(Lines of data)
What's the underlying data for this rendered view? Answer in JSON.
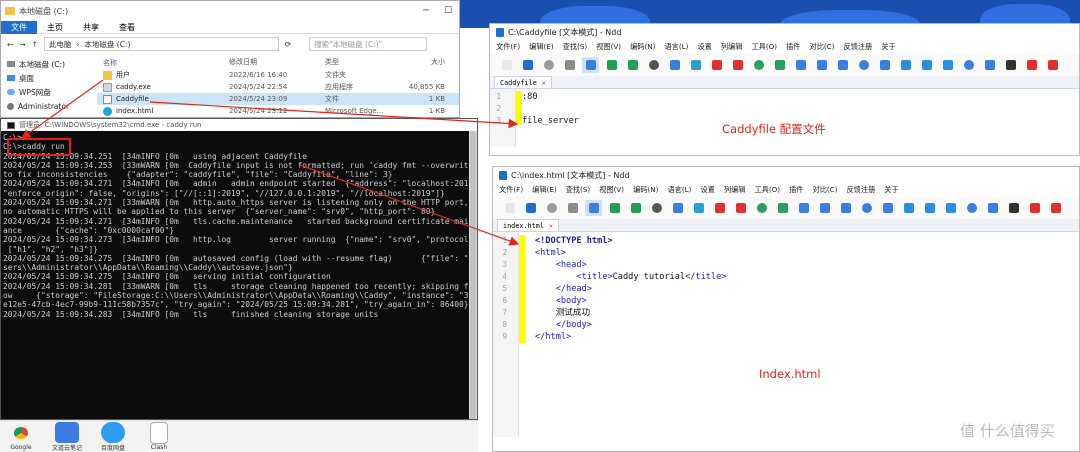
{
  "explorer": {
    "title": "本地磁盘 (C:)",
    "ribbon": [
      "文件",
      "主页",
      "共享",
      "查看"
    ],
    "breadcrumb": [
      "此电脑",
      "本地磁盘 (C:)"
    ],
    "search_placeholder": "搜索\"本地磁盘 (C:)\"",
    "nav": [
      "本地磁盘 (C:)",
      "桌面",
      "WPS网盘",
      "Administrator"
    ],
    "headers": {
      "name": "名称",
      "date": "修改日期",
      "type": "类型",
      "size": "大小"
    },
    "files": [
      {
        "name": "用户",
        "date": "2022/6/16 16:40",
        "type": "文件夹",
        "size": ""
      },
      {
        "name": "caddy.exe",
        "date": "2024/5/24 22:54",
        "type": "应用程序",
        "size": "40,855 KB"
      },
      {
        "name": "Caddyfile",
        "date": "2024/5/24 23:09",
        "type": "文件",
        "size": "1 KB"
      },
      {
        "name": "index.html",
        "date": "2024/5/24 23:12",
        "type": "Microsoft Edge...",
        "size": "1 KB"
      }
    ]
  },
  "cmd": {
    "title": "管理员: C:\\WINDOWS\\system32\\cmd.exe - caddy  run",
    "lines": [
      "C:\\>",
      "C:\\>caddy run",
      "2024/05/24 15:09:34.251  [34mINFO [0m   using adjacent Caddyfile",
      "2024/05/24 15:09:34.253  [33mWARN [0m  Caddyfile input is not formatted; run 'caddy fmt --overwrite'",
      "to fix inconsistencies    {\"adapter\": \"caddyfile\", \"file\": \"Caddyfile\", \"line\": 3}",
      "2024/05/24 15:09:34.271  [34mINFO [0m   admin   admin endpoint started  {\"address\": \"localhost:2019\",",
      "\"enforce_origin\": false, \"origins\": [\"//[::1]:2019\", \"//127.0.0.1:2019\", \"//localhost:2019\"]}",
      "2024/05/24 15:09:34.271  [33mWARN [0m   http.auto_https server is listening only on the HTTP port, so",
      "no automatic HTTPS will be applied to this server  {\"server_name\": \"srv0\", \"http_port\": 80}",
      "2024/05/24 15:09:34.271  [34mINFO [0m   tls.cache.maintenance   started background certificate mainten",
      "ance       {\"cache\": \"0xc0000caf00\"}",
      "2024/05/24 15:09:34.273  [34mINFO [0m   http.log        server running  {\"name\": \"srv0\", \"protocols\":",
      " [\"h1\", \"h2\", \"h3\"]}",
      "2024/05/24 15:09:34.275  [34mINFO [0m   autosaved config (load with --resume flag)      {\"file\": \"C:\\\\U",
      "sers\\\\Administrator\\\\AppData\\\\Roaming\\\\Caddy\\\\autosave.json\"}",
      "2024/05/24 15:09:34.275  [34mINFO [0m   serving initial configuration",
      "2024/05/24 15:09:34.281  [33mWARN [0m   tls     storage cleaning happened too recently; skipping for n",
      "ow     {\"storage\": \"FileStorage:C:\\\\Users\\\\Administrator\\\\AppData\\\\Roaming\\\\Caddy\", \"instance\": \"3d",
      "e12e5-47cb-4ec7-99b9-111c58b7357c\", \"try_again\": \"2024/05/25 15:09:34.281\", \"try_again_in\": 86400}",
      "2024/05/24 15:09:34.283  [34mINFO [0m   tls     finished cleaning storage units"
    ]
  },
  "taskbar": [
    "Google",
    "文道云笔记",
    "百度网盘",
    "Clash"
  ],
  "ndd1": {
    "title": "C:\\Caddyfile [文本模式] - Ndd",
    "menu": [
      "文件(F)",
      "编辑(E)",
      "查找(S)",
      "视图(V)",
      "编码(N)",
      "语言(L)",
      "设置",
      "列编辑",
      "工具(O)",
      "插件",
      "对比(C)",
      "反馈注册",
      "关于"
    ],
    "tab": "Caddyfile",
    "line_numbers": [
      "1",
      "2",
      "3"
    ],
    "lines": [
      ":80",
      "",
      "file_server"
    ]
  },
  "ndd2": {
    "title": "C:\\index.html [文本模式] - Ndd",
    "menu": [
      "文件(F)",
      "编辑(E)",
      "查找(S)",
      "视图(V)",
      "编码(N)",
      "语言(L)",
      "设置",
      "列编辑",
      "工具(O)",
      "插件",
      "对比(C)",
      "反馈注册",
      "关于"
    ],
    "tab": "index.html",
    "line_numbers": [
      "1",
      "2",
      "3",
      "4",
      "5",
      "6",
      "7",
      "8",
      "9"
    ],
    "lines": [
      "<!DOCTYPE html>",
      "<html>",
      "    <head>",
      "        <title>Caddy tutorial</title>",
      "    </head>",
      "    <body>",
      "    测试成功",
      "    </body>",
      "</html>"
    ]
  },
  "annotations": {
    "caddyfile": "Caddyfile 配置文件",
    "index": "Index.html"
  },
  "watermark": "值 什么值得买",
  "colors": {
    "annotation": "#e0261c",
    "highlight": "#ffff00",
    "accent": "#1e6fd0"
  }
}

Challenge:
Each line of the material must be retyped exactly, except that images are omitted.

Written solution:
What's the underlying data for this rendered view? Answer in JSON.
{
  "explorer": {
    "title": "本地磁盘 (C:)",
    "ribbon": [
      "文件",
      "主页",
      "共享",
      "查看"
    ],
    "breadcrumb": [
      "此电脑",
      "本地磁盘 (C:)"
    ],
    "search_placeholder": "搜索\"本地磁盘 (C:)\"",
    "nav": [
      "本地磁盘 (C:)",
      "桌面",
      "WPS网盘",
      "Administrator"
    ],
    "headers": {
      "name": "名称",
      "date": "修改日期",
      "type": "类型",
      "size": "大小"
    },
    "files": [
      {
        "name": "用户",
        "date": "2022/6/16 16:40",
        "type": "文件夹",
        "size": ""
      },
      {
        "name": "caddy.exe",
        "date": "2024/5/24 22:54",
        "type": "应用程序",
        "size": "40,855 KB"
      },
      {
        "name": "Caddyfile",
        "date": "2024/5/24 23:09",
        "type": "文件",
        "size": "1 KB"
      },
      {
        "name": "index.html",
        "date": "2024/5/24 23:12",
        "type": "Microsoft Edge...",
        "size": "1 KB"
      }
    ]
  },
  "cmd": {
    "title": "管理员: C:\\WINDOWS\\system32\\cmd.exe - caddy  run",
    "lines": [
      "C:\\>",
      "C:\\>caddy run",
      "2024/05/24 15:09:34.251  [34mINFO [0m   using adjacent Caddyfile",
      "2024/05/24 15:09:34.253  [33mWARN [0m  Caddyfile input is not formatted; run 'caddy fmt --overwrite'",
      "to fix inconsistencies    {\"adapter\": \"caddyfile\", \"file\": \"Caddyfile\", \"line\": 3}",
      "2024/05/24 15:09:34.271  [34mINFO [0m   admin   admin endpoint started  {\"address\": \"localhost:2019\",",
      "\"enforce_origin\": false, \"origins\": [\"//[::1]:2019\", \"//127.0.0.1:2019\", \"//localhost:2019\"]}",
      "2024/05/24 15:09:34.271  [33mWARN [0m   http.auto_https server is listening only on the HTTP port, so",
      "no automatic HTTPS will be applied to this server  {\"server_name\": \"srv0\", \"http_port\": 80}",
      "2024/05/24 15:09:34.271  [34mINFO [0m   tls.cache.maintenance   started background certificate mainten",
      "ance       {\"cache\": \"0xc0000caf00\"}",
      "2024/05/24 15:09:34.273  [34mINFO [0m   http.log        server running  {\"name\": \"srv0\", \"protocols\":",
      " [\"h1\", \"h2\", \"h3\"]}",
      "2024/05/24 15:09:34.275  [34mINFO [0m   autosaved config (load with --resume flag)      {\"file\": \"C:\\\\U",
      "sers\\\\Administrator\\\\AppData\\\\Roaming\\\\Caddy\\\\autosave.json\"}",
      "2024/05/24 15:09:34.275  [34mINFO [0m   serving initial configuration",
      "2024/05/24 15:09:34.281  [33mWARN [0m   tls     storage cleaning happened too recently; skipping for n",
      "ow     {\"storage\": \"FileStorage:C:\\\\Users\\\\Administrator\\\\AppData\\\\Roaming\\\\Caddy\", \"instance\": \"3d",
      "e12e5-47cb-4ec7-99b9-111c58b7357c\", \"try_again\": \"2024/05/25 15:09:34.281\", \"try_again_in\": 86400}",
      "2024/05/24 15:09:34.283  [34mINFO [0m   tls     finished cleaning storage units"
    ]
  },
  "taskbar": [
    "Google",
    "文道云笔记",
    "百度网盘",
    "Clash"
  ],
  "ndd1": {
    "title": "C:\\Caddyfile [文本模式] - Ndd",
    "menu": [
      "文件(F)",
      "编辑(E)",
      "查找(S)",
      "视图(V)",
      "编码(N)",
      "语言(L)",
      "设置",
      "列编辑",
      "工具(O)",
      "插件",
      "对比(C)",
      "反馈注册",
      "关于"
    ],
    "tab": "Caddyfile",
    "line_numbers": [
      "1",
      "2",
      "3"
    ],
    "lines": [
      ":80",
      "",
      "file_server"
    ]
  },
  "ndd2": {
    "title": "C:\\index.html [文本模式] - Ndd",
    "menu": [
      "文件(F)",
      "编辑(E)",
      "查找(S)",
      "视图(V)",
      "编码(N)",
      "语言(L)",
      "设置",
      "列编辑",
      "工具(O)",
      "插件",
      "对比(C)",
      "反馈注册",
      "关于"
    ],
    "tab": "index.html",
    "line_numbers": [
      "1",
      "2",
      "3",
      "4",
      "5",
      "6",
      "7",
      "8",
      "9"
    ],
    "lines": [
      "<!DOCTYPE html>",
      "<html>",
      "    <head>",
      "        <title>Caddy tutorial</title>",
      "    </head>",
      "    <body>",
      "    测试成功",
      "    </body>",
      "</html>"
    ]
  },
  "annotations": {
    "caddyfile": "Caddyfile 配置文件",
    "index": "Index.html"
  },
  "watermark": "值 什么值得买",
  "colors": {
    "annotation": "#e0261c",
    "highlight": "#ffff00",
    "accent": "#1e6fd0"
  }
}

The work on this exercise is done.